Read through the records below and copy each line that uses the word "interaction".

========

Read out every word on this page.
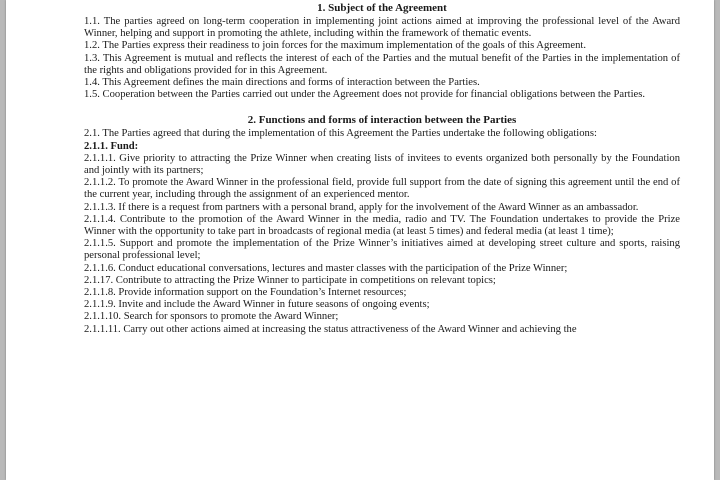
1. Subject of the Agreement

1.1. The parties agreed on long-term cooperation in implementing joint actions aimed at improving the professional level of the Award Winner, helping and support in promoting the athlete, including within the framework of thematic events.

1.2. The Parties express their readiness to join forces for the maximum implementation of the goals of this Agreement.

1.3. This Agreement is mutual and reflects the interest of each of the Parties and the mutual benefit of the Parties in the implementation of the rights and obligations provided for in this Agreement.

1.4. This Agreement defines the main directions and forms of interaction between the Parties.

1.5. Cooperation between the Parties carried out under the Agreement does not provide for financial obligations between the Parties.

2. Functions and forms of interaction between the Parties

2.1. The Parties agreed that during the implementation of this Agreement the Parties undertake the following obligations:

2.1.1. Fund:

2.1.1.1. Give priority to attracting the Prize Winner when creating lists of invitees to events organized both personally by the Foundation and jointly with its partners;

2.1.1.2. To promote the Award Winner in the professional field, provide full support from the date of signing this agreement until the end of the current year, including through the assignment of an experienced mentor.

2.1.1.3. If there is a request from partners with a personal brand, apply for the involvement of the Award Winner as an ambassador.

2.1.1.4. Contribute to the promotion of the Award Winner in the media, radio and TV. The Foundation undertakes to provide the Prize Winner with the opportunity to take part in broadcasts of regional media (at least 5 times) and federal media (at least 1 time);

2.1.1.5. Support and promote the implementation of the Prize Winner’s initiatives aimed at developing street culture and sports, raising personal professional level;

2.1.1.6. Conduct educational conversations, lectures and master classes with the participation of the Prize Winner;

2.1.17. Contribute to attracting the Prize Winner to participate in competitions on relevant topics;

2.1.1.8. Provide information support on the Foundation’s Internet resources;

2.1.1.9. Invite and include the Award Winner in future seasons of ongoing events;

2.1.1.10. Search for sponsors to promote the Award Winner;

2.1.1.11. Carry out other actions aimed at increasing the status attractiveness of the Award Winner and achieving the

========

▸ Exercise solution:
1.4. This Agreement defines the main directions and forms of interaction between the Parties.
2. Functions and forms of interaction between the Parties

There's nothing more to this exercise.